> _DATA ENTRIES_
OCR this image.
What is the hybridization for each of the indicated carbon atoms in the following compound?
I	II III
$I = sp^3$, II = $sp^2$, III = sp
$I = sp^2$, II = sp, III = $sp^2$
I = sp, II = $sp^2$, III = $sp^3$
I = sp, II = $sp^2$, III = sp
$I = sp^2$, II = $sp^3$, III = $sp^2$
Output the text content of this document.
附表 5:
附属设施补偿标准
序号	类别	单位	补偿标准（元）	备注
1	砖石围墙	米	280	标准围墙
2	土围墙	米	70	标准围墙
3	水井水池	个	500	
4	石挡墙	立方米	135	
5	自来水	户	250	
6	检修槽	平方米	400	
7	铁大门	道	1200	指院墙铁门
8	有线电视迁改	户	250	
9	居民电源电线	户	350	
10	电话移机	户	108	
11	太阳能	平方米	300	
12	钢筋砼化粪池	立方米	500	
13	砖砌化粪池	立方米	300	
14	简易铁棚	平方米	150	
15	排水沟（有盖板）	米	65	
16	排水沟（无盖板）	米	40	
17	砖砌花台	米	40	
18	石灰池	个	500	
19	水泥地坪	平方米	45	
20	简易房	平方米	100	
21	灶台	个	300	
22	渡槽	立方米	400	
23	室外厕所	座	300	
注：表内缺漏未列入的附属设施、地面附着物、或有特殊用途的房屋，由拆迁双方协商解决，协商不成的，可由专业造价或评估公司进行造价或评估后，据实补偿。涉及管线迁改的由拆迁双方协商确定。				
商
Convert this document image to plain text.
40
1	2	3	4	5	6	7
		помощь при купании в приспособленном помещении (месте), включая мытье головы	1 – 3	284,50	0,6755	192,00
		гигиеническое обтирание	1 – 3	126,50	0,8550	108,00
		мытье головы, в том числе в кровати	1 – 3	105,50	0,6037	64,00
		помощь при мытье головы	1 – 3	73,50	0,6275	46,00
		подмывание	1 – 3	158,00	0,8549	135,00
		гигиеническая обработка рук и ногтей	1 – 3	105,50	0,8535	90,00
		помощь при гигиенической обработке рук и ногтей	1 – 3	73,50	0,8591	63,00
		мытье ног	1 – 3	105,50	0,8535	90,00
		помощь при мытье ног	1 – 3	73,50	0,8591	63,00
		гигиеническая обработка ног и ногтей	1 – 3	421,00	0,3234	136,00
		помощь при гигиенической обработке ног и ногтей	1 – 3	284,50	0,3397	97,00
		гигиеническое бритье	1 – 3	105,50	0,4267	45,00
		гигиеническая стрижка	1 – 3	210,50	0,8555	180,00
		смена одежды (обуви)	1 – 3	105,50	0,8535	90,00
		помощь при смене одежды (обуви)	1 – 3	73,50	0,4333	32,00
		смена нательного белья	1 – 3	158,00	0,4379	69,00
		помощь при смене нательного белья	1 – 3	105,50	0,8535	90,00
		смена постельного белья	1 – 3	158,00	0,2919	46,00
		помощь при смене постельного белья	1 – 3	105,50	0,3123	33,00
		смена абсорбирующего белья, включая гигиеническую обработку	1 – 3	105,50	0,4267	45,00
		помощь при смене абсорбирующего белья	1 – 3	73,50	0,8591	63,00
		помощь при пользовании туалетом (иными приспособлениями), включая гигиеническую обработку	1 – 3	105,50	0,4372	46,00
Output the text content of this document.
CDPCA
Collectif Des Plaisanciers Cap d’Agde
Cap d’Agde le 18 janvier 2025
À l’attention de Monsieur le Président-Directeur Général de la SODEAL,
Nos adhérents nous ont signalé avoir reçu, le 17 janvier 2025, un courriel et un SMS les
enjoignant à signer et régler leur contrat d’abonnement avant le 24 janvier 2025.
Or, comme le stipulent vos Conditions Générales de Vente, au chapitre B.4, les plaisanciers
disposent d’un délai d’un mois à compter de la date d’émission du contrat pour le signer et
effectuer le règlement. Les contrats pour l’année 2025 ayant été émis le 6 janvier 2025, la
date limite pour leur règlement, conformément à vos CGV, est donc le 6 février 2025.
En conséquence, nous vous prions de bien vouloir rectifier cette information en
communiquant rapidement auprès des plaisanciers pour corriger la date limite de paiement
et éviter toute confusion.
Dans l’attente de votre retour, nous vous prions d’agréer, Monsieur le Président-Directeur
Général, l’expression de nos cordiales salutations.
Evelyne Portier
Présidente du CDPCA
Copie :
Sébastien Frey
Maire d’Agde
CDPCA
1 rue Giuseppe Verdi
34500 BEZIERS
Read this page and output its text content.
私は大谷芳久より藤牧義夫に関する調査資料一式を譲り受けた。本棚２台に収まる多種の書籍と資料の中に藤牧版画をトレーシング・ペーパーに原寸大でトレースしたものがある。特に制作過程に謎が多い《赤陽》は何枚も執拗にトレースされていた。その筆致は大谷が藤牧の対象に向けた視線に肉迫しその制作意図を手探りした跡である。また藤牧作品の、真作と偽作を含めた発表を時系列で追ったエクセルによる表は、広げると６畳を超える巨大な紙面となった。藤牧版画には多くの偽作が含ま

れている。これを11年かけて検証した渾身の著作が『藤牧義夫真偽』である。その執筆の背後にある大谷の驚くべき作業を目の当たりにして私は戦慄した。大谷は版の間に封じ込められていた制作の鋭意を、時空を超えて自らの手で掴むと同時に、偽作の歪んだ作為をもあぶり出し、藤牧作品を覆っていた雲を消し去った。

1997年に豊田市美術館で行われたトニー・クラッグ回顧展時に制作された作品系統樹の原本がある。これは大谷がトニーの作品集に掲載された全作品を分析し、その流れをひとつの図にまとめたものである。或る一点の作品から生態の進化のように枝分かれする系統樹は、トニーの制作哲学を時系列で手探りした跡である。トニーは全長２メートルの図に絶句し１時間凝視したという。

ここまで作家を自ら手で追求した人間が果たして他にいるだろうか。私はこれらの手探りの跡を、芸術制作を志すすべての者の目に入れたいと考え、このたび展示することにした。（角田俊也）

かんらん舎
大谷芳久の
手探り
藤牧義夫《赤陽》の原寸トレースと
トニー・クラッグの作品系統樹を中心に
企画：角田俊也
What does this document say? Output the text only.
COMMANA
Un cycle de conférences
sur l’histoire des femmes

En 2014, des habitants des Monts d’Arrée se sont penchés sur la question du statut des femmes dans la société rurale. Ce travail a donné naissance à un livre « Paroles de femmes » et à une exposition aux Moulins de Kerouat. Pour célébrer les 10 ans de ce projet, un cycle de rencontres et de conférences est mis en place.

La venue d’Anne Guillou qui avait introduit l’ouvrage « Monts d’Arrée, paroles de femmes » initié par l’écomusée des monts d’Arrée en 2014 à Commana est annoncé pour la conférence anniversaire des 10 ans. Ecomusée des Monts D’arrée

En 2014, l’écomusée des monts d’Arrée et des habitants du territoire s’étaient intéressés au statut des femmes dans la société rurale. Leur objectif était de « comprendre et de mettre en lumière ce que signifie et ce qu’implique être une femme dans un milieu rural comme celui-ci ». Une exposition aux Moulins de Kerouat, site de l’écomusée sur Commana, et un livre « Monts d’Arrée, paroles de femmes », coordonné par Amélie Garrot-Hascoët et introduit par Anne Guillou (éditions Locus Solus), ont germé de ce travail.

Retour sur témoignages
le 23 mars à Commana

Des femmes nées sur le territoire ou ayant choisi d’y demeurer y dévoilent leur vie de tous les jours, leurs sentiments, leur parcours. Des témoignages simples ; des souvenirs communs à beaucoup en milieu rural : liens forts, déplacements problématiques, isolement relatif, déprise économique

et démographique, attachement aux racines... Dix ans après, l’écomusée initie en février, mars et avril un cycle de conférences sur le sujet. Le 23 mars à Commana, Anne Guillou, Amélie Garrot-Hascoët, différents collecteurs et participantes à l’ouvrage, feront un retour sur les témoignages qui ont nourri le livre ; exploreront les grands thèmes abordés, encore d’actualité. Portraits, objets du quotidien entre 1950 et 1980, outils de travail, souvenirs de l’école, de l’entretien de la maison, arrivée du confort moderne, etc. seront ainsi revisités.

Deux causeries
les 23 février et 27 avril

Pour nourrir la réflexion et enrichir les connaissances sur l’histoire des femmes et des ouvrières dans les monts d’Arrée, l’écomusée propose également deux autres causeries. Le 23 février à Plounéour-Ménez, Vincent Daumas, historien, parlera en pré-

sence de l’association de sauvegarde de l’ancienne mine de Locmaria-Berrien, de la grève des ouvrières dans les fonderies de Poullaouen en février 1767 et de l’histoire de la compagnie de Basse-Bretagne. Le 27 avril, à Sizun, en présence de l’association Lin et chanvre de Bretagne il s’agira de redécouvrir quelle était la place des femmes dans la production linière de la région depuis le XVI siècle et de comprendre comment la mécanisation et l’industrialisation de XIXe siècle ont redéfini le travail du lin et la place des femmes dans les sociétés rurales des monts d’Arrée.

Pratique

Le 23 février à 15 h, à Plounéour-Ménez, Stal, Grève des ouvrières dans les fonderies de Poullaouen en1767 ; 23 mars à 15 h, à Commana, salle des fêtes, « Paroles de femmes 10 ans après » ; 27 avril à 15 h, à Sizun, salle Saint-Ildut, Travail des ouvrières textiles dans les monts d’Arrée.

> _GIVEN INSTRUCTION_
Check each line above for the word "обработка", and copy the lines where it appears.

> _EXERCISE RESPONSE_
		гигиеническая обработка рук и ногтей	1 – 3	105,50	0,8535	90,00
		гигиеническая обработка ног и ногтей	1 – 3	421,00	0,3234	136,00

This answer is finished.